[A block of data]
<<<<

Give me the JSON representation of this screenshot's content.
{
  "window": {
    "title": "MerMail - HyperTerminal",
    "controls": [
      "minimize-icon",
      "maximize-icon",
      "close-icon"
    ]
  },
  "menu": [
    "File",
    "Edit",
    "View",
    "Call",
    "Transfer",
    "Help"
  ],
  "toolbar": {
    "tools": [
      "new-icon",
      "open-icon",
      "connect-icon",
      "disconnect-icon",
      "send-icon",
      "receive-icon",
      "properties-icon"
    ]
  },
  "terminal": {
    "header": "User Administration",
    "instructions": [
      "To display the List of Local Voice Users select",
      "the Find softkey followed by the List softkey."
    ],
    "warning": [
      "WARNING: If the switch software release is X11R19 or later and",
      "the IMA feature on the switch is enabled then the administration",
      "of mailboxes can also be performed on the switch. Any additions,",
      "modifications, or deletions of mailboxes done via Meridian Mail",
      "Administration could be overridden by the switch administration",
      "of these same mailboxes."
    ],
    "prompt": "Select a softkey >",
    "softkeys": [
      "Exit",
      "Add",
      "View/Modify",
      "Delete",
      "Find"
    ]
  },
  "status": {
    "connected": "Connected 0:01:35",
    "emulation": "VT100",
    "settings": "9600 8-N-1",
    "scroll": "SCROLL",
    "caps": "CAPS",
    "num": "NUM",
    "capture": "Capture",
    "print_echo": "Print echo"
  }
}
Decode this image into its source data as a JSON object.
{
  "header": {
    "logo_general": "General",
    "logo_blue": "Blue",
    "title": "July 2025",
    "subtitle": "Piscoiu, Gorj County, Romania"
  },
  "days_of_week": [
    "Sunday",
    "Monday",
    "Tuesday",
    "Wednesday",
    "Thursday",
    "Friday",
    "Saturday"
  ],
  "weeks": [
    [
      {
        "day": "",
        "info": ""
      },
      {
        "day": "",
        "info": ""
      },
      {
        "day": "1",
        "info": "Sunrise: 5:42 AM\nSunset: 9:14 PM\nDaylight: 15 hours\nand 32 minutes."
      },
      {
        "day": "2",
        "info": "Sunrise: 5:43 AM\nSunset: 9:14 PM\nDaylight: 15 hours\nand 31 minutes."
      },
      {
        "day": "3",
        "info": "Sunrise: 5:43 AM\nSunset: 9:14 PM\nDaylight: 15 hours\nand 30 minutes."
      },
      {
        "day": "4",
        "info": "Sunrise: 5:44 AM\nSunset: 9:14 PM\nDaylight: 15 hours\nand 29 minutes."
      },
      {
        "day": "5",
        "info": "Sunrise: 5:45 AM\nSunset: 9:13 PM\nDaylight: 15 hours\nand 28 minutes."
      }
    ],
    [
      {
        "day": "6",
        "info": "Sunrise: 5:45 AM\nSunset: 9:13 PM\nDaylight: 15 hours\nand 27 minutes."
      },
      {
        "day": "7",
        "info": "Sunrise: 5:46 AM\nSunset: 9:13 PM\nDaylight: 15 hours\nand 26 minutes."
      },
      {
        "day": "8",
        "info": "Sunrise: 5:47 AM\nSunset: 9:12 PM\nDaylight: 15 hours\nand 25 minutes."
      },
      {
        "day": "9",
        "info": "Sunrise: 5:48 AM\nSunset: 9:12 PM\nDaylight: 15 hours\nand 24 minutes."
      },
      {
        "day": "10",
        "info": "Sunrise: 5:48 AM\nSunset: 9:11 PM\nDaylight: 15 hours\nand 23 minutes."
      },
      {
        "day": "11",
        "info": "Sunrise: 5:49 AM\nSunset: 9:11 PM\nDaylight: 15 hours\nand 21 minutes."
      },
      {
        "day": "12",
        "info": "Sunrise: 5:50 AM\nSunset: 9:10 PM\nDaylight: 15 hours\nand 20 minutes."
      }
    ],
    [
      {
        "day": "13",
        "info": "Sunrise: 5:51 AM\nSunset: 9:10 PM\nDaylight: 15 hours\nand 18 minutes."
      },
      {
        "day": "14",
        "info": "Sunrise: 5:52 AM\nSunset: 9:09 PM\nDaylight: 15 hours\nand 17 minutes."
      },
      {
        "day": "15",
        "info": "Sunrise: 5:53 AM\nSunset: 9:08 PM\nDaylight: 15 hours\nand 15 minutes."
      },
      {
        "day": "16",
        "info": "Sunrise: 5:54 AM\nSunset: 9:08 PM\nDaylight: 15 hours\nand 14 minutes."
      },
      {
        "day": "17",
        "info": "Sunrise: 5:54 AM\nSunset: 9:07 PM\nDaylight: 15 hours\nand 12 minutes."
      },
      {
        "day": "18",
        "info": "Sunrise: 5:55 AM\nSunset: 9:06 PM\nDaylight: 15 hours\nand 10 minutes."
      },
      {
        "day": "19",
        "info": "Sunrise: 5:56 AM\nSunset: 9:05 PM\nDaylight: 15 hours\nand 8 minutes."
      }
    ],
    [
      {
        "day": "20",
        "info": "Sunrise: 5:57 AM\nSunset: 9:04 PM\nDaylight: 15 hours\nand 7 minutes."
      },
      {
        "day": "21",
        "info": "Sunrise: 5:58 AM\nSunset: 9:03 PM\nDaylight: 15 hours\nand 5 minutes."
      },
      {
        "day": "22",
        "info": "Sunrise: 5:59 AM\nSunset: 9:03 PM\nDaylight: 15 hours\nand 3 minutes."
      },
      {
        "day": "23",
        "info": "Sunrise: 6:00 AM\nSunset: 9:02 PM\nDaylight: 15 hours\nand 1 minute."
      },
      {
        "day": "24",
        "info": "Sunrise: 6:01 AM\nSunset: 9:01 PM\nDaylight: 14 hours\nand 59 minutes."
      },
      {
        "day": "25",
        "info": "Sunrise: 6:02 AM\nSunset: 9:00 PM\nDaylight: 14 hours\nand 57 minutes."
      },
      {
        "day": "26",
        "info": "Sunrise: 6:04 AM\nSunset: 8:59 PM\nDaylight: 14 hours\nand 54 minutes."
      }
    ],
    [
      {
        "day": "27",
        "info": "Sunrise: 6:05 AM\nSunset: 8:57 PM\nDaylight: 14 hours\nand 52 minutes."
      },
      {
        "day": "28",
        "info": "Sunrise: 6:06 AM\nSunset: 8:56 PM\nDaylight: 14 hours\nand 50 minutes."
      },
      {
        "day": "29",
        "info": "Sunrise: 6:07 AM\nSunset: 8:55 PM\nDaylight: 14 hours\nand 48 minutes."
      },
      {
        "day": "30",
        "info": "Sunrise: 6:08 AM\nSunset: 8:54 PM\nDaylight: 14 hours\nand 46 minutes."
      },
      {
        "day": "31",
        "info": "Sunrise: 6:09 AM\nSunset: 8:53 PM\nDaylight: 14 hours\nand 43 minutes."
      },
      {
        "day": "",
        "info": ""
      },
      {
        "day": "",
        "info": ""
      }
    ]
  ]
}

>>>>

> _Instructions to follow_: Filter the entries above down to the lines containing the word "header".

> _Completed task_:
    "header": "User Administration",
  "header": {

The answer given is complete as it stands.